__THE EXERCISE__. Retype the whole listing verbatim and keep the pictures out of it.

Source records

○ ○ ○ ○

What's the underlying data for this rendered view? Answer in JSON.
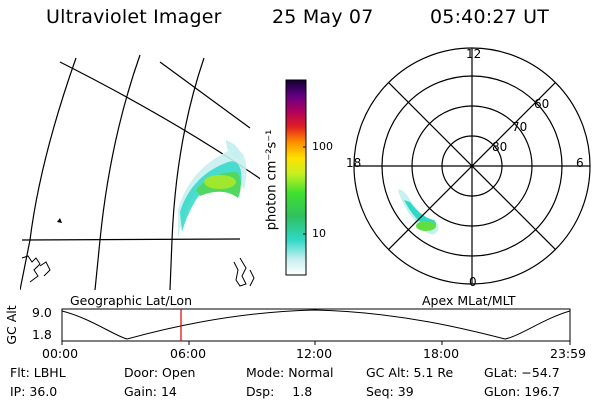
{
  "header": {
    "title": "Ultraviolet Imager",
    "date": "25 May 07",
    "time": "05:40:27 UT"
  },
  "geo_panel": {
    "label": "Geographic Lat/Lon"
  },
  "apex_panel": {
    "label": "Apex MLat/MLT",
    "mlt_labels": [
      "12",
      "18",
      "6",
      "0"
    ],
    "lat_labels": [
      "60",
      "70",
      "80"
    ]
  },
  "colorbar": {
    "unit_label": "photon cm⁻²s⁻¹",
    "tick_labels": [
      "100",
      "10"
    ]
  },
  "gc_alt_plot": {
    "ylabel": "GC Alt",
    "y_ticks": [
      "9.0",
      "1.8"
    ],
    "x_ticks": [
      "00:00",
      "06:00",
      "12:00",
      "18:00",
      "23:59"
    ],
    "marker_time": "05:40"
  },
  "status": {
    "row1": [
      {
        "label": "Flt:",
        "value": "LBHL"
      },
      {
        "label": "Door:",
        "value": "Open"
      },
      {
        "label": "Mode:",
        "value": "Normal"
      },
      {
        "label": "GC Alt:",
        "value": "5.1 Re"
      },
      {
        "label": "GLat:",
        "value": "−54.7"
      }
    ],
    "row2": [
      {
        "label": "IP:",
        "value": "36.0"
      },
      {
        "label": "Gain:",
        "value": "14"
      },
      {
        "label": "Dsp:",
        "value": "1.8"
      },
      {
        "label": "Seq:",
        "value": "39"
      },
      {
        "label": "GLon:",
        "value": "196.7"
      }
    ]
  },
  "colors": {
    "marker": "#e00000",
    "background": "#ffffff",
    "lines": "#000000"
  }
}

○ ○ ○ ○

__OUTPUT OF THE EXERCISE__.
What's the underlying data for this rendered view? Answer in JSON.
{
  "header": {
    "title": "Ultraviolet Imager",
    "date": "25 May 07",
    "time": "05:40:27 UT"
  },
  "geo_panel": {
    "label": "Geographic Lat/Lon"
  },
  "apex_panel": {
    "label": "Apex MLat/MLT",
    "mlt_labels": [
      "12",
      "18",
      "6",
      "0"
    ],
    "lat_labels": [
      "60",
      "70",
      "80"
    ]
  },
  "colorbar": {
    "unit_label": "photon cm⁻²s⁻¹",
    "tick_labels": [
      "100",
      "10"
    ]
  },
  "gc_alt_plot": {
    "ylabel": "GC Alt",
    "y_ticks": [
      "9.0",
      "1.8"
    ],
    "x_ticks": [
      "00:00",
      "06:00",
      "12:00",
      "18:00",
      "23:59"
    ],
    "marker_time": "05:40"
  },
  "status": {
    "row1": [
      {
        "label": "Flt:",
        "value": "LBHL"
      },
      {
        "label": "Door:",
        "value": "Open"
      },
      {
        "label": "Mode:",
        "value": "Normal"
      },
      {
        "label": "GC Alt:",
        "value": "5.1 Re"
      },
      {
        "label": "GLat:",
        "value": "−54.7"
      }
    ],
    "row2": [
      {
        "label": "IP:",
        "value": "36.0"
      },
      {
        "label": "Gain:",
        "value": "14"
      },
      {
        "label": "Dsp:",
        "value": "1.8"
      },
      {
        "label": "Seq:",
        "value": "39"
      },
      {
        "label": "GLon:",
        "value": "196.7"
      }
    ]
  },
  "colors": {
    "marker": "#e00000",
    "background": "#ffffff",
    "lines": "#000000"
  }
}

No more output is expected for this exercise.